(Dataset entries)
========================
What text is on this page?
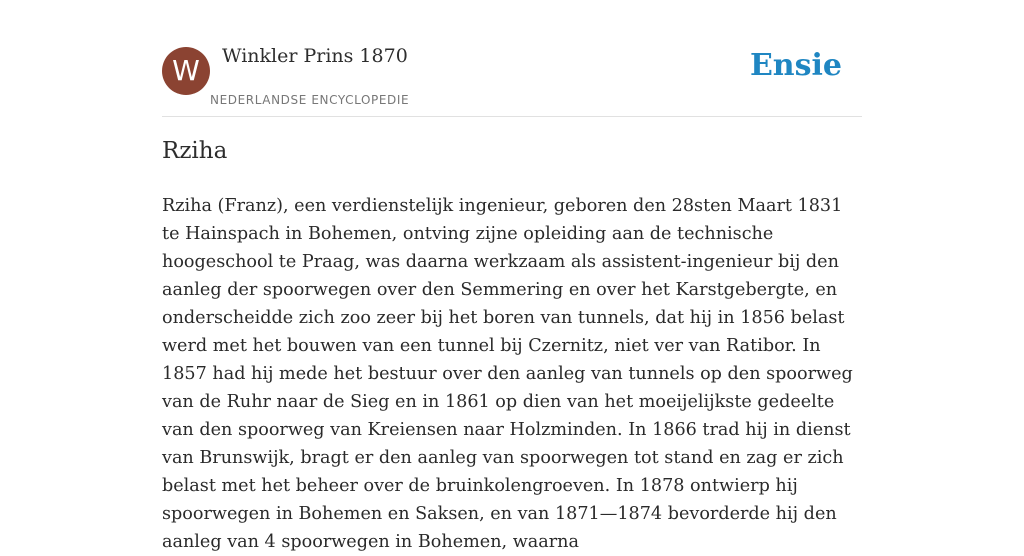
W	Winkler Prins 1870
NEDERLANDSE ENCYCLOPEDIE
Ensie
Rziha

Rziha (Franz), een verdienstelijk ingenieur, geboren den 28sten Maart 1831 te Hainspach in Bohemen, ontving zijne opleiding aan de technische hoogeschool te Praag, was daarna werkzaam als assistent-ingenieur bij den aanleg der spoorwegen over den Semmering en over het Karstgebergte, en onderscheidde zich zoo zeer bij het boren van tunnels, dat hij in 1856 belast werd met het bouwen van een tunnel bij Czernitz, niet ver van Ratibor. In 1857 had hij mede het bestuur over den aanleg van tunnels op den spoorweg van de Ruhr naar de Sieg en in 1861 op dien van het moeijelijkste gedeelte van den spoorweg van Kreiensen naar Holzminden. In 1866 trad hij in dienst van Brunswijk, bragt er den aanleg van spoorwegen tot stand en zag er zich belast met het beheer over de bruinkolengroeven. In 1878 ontwierp hij spoorwegen in Bohemen en Saksen, en van 1871—1874 bevorderde hij den aanleg van 4 spoorwegen in Bohemen, waarna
========================
** Instructions for the task **
Leave out the pictures and copy everything else in the records word for word.

** Correct result **
What text is on this page?
W	Winkler Prins 1870
NEDERLANDSE ENCYCLOPEDIE
Ensie
Rziha

Rziha (Franz), een verdienstelijk ingenieur, geboren den 28sten Maart 1831 te Hainspach in Bohemen, ontving zijne opleiding aan de technische hoogeschool te Praag, was daarna werkzaam als assistent-ingenieur bij den aanleg der spoorwegen over den Semmering en over het Karstgebergte, en onderscheidde zich zoo zeer bij het boren van tunnels, dat hij in 1856 belast werd met het bouwen van een tunnel bij Czernitz, niet ver van Ratibor. In 1857 had hij mede het bestuur over den aanleg van tunnels op den spoorweg van de Ruhr naar de Sieg en in 1861 op dien van het moeijelijkste gedeelte van den spoorweg van Kreiensen naar Holzminden. In 1866 trad hij in dienst van Brunswijk, bragt er den aanleg van spoorwegen tot stand en zag er zich belast met het beheer over de bruinkolengroeven. In 1878 ontwierp hij spoorwegen in Bohemen en Saksen, en van 1871—1874 bevorderde hij den aanleg van 4 spoorwegen in Bohemen, waarna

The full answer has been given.